Requirements: Lines that contain the string "工程定位复测场地清理费" are to be copied; leave out all others.

Data extract:
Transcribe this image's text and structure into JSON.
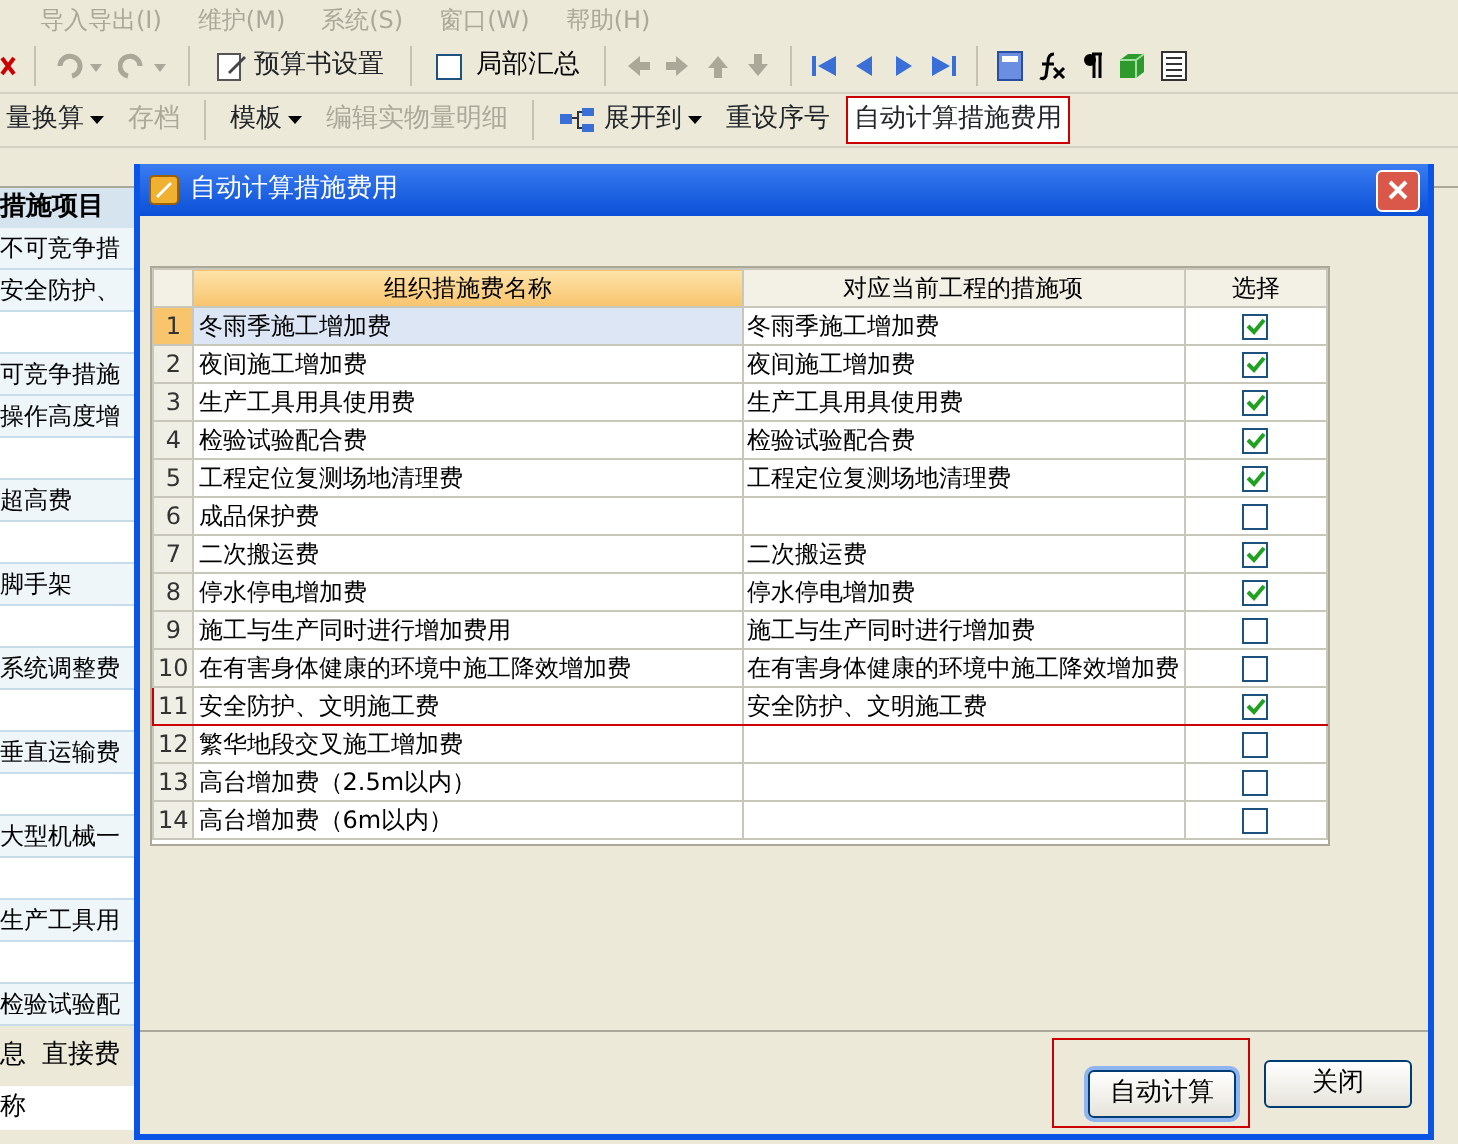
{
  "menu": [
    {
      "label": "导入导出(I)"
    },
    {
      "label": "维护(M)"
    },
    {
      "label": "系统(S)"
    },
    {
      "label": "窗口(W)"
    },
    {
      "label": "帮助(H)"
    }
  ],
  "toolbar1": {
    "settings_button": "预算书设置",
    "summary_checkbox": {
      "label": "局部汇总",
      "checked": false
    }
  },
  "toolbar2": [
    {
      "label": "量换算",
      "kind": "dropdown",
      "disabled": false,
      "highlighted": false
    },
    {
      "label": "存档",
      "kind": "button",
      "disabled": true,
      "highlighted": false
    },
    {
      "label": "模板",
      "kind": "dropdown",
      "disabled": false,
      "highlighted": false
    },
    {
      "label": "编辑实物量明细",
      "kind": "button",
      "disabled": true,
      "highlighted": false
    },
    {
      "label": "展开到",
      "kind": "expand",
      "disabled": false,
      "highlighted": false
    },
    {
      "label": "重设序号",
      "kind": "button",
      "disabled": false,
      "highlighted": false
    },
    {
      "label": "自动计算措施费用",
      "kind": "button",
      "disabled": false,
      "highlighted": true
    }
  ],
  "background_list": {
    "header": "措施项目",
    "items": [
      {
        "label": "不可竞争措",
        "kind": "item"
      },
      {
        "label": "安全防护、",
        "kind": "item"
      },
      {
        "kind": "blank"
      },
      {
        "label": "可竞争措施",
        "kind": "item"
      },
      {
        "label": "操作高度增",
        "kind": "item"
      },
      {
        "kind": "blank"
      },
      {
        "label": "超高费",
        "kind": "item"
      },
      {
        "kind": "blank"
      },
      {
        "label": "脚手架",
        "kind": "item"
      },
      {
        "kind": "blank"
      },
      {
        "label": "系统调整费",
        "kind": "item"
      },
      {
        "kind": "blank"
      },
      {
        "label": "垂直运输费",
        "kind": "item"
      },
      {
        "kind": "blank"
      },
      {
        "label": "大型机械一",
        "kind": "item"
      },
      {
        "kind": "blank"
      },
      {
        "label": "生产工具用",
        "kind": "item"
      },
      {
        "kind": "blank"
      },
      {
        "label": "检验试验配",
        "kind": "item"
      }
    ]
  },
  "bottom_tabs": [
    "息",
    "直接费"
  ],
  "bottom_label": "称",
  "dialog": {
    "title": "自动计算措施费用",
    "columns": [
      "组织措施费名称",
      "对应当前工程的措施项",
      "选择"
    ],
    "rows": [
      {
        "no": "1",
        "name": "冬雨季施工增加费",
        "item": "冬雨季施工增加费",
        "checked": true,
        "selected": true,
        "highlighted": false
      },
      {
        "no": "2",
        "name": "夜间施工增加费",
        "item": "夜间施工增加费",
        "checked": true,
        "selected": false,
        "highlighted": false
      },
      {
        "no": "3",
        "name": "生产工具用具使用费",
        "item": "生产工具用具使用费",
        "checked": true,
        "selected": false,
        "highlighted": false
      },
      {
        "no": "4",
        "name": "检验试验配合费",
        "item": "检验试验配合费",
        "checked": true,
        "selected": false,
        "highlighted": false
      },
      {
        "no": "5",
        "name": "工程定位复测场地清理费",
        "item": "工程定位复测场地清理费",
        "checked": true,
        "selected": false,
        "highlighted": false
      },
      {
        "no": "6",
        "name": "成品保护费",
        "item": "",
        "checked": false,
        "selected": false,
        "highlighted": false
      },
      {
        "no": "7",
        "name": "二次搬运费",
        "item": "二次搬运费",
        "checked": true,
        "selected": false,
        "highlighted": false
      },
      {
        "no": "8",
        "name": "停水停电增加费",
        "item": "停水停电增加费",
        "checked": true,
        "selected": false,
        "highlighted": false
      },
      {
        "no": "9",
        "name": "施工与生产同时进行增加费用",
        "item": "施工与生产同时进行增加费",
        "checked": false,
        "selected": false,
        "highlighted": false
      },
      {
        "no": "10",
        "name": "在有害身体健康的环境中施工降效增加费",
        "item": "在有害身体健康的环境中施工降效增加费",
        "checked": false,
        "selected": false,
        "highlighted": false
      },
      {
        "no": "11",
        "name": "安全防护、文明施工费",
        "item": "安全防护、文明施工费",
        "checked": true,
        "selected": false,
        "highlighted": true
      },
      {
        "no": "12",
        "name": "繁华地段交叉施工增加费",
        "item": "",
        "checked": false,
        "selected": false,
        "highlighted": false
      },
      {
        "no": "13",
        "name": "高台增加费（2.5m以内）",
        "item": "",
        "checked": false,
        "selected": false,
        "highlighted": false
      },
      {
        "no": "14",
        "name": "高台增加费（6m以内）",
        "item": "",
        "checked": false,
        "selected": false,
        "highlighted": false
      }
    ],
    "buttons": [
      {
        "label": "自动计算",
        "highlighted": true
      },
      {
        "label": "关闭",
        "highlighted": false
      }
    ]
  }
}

--

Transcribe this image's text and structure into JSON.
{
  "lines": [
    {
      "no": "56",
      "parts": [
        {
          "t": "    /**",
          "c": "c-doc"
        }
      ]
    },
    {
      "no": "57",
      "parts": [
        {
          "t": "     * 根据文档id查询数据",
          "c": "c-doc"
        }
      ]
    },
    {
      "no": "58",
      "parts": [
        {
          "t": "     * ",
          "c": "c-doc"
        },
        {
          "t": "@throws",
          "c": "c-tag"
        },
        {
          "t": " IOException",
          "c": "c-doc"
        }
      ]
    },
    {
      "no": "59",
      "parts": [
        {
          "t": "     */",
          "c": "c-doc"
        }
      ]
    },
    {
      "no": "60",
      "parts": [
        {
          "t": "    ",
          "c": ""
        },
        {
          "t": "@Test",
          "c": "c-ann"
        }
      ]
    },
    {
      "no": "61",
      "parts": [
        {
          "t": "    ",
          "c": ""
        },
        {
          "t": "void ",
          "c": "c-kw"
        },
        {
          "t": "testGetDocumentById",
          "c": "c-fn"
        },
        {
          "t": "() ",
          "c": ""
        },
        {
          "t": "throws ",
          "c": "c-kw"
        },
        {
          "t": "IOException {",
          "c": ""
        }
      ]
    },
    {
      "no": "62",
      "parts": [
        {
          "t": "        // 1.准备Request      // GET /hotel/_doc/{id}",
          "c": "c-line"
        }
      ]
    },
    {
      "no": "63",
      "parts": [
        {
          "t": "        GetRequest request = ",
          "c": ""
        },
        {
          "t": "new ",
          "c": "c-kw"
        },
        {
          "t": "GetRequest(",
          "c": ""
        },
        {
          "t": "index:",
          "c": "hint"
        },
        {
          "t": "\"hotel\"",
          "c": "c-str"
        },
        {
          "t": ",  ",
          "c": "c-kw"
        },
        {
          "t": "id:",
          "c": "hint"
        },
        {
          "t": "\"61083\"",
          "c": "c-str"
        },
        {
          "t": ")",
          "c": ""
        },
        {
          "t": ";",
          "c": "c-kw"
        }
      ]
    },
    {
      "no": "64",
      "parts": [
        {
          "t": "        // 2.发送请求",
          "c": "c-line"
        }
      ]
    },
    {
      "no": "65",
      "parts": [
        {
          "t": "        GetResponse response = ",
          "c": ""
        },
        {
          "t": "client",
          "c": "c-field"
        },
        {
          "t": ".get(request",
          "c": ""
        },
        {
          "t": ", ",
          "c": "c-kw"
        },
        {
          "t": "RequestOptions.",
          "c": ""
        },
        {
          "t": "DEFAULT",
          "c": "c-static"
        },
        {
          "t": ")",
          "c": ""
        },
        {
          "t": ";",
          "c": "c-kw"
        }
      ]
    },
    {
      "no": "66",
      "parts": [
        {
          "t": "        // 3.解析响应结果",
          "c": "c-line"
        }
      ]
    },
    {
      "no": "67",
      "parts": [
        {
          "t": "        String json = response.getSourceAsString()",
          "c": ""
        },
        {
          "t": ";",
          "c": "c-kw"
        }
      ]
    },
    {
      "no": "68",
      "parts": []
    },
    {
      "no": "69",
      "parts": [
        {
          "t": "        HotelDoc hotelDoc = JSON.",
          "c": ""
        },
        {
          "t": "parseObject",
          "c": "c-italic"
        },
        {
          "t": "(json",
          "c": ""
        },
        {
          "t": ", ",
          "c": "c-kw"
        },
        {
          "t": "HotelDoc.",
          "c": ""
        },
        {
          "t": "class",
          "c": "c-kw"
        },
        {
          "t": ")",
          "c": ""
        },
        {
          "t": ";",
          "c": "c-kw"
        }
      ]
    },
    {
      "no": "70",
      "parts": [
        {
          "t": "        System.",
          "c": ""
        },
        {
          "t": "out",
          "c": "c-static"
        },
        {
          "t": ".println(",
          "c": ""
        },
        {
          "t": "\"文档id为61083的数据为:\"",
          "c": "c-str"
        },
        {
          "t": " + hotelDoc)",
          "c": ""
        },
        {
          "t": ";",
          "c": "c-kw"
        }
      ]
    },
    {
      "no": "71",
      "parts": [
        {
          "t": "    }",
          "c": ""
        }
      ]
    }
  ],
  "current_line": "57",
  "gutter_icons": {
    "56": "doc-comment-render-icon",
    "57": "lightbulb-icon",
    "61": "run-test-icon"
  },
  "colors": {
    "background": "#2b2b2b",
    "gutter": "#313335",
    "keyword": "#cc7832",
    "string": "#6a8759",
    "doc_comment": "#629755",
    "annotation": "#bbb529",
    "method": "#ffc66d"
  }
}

Task output:
        "name": "工程定位复测场地清理费",
        "item": "工程定位复测场地清理费",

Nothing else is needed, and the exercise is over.